§ **Your goal**:
With the images removed, repeat the data below exactly.

§ **Information supplied**:
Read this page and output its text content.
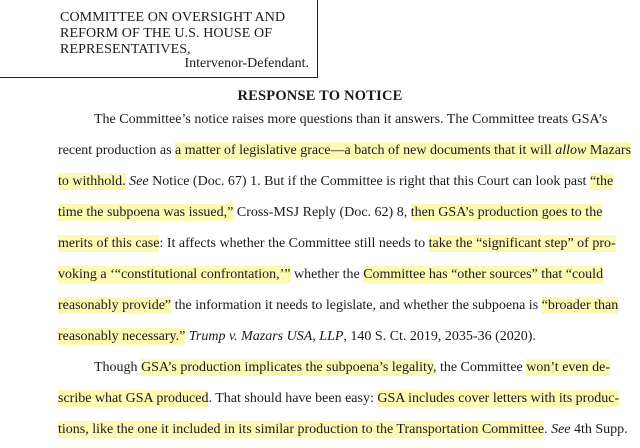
COMMITTEE ON OVERSIGHT AND
REFORM OF THE U.S. HOUSE OF
REPRESENTATIVES,
Intervenor-Defendant.
RESPONSE TO NOTICE
The Committee’s notice raises more questions than it answers. The Committee treats GSA’s
recent production as a matter of legislative grace—a batch of new documents that it will allow Mazars
to withhold. See Notice (Doc. 67) 1. But if the Committee is right that this Court can look past “the
time the subpoena was issued,” Cross-MSJ Reply (Doc. 62) 8, then GSA’s production goes to the
merits of this case: It affects whether the Committee still needs to take the “significant step” of pro-
voking a ‘“constitutional confrontation,’” whether the Committee has “other sources” that “could
reasonably provide” the information it needs to legislate, and whether the subpoena is “broader than
reasonably necessary.” Trump v. Mazars USA, LLP, 140 S. Ct. 2019, 2035-36 (2020).
Though GSA’s production implicates the subpoena’s legality, the Committee won’t even de-
scribe what GSA produced. That should have been easy: GSA includes cover letters with its produc-
tions, like the one it included in its similar production to the Transportation Committee. See 4th Supp.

§ **Expected answer**:
Read this page and output its text content.
COMMITTEE ON OVERSIGHT AND
REFORM OF THE U.S. HOUSE OF
REPRESENTATIVES,
Intervenor-Defendant.
RESPONSE TO NOTICE
The Committee’s notice raises more questions than it answers. The Committee treats GSA’s
recent production as a matter of legislative grace—a batch of new documents that it will allow Mazars
to withhold. See Notice (Doc. 67) 1. But if the Committee is right that this Court can look past “the
time the subpoena was issued,” Cross-MSJ Reply (Doc. 62) 8, then GSA’s production goes to the
merits of this case: It affects whether the Committee still needs to take the “significant step” of pro-
voking a ‘“constitutional confrontation,’” whether the Committee has “other sources” that “could
reasonably provide” the information it needs to legislate, and whether the subpoena is “broader than
reasonably necessary.” Trump v. Mazars USA, LLP, 140 S. Ct. 2019, 2035-36 (2020).
Though GSA’s production implicates the subpoena’s legality, the Committee won’t even de-
scribe what GSA produced. That should have been easy: GSA includes cover letters with its produc-
tions, like the one it included in its similar production to the Transportation Committee. See 4th Supp.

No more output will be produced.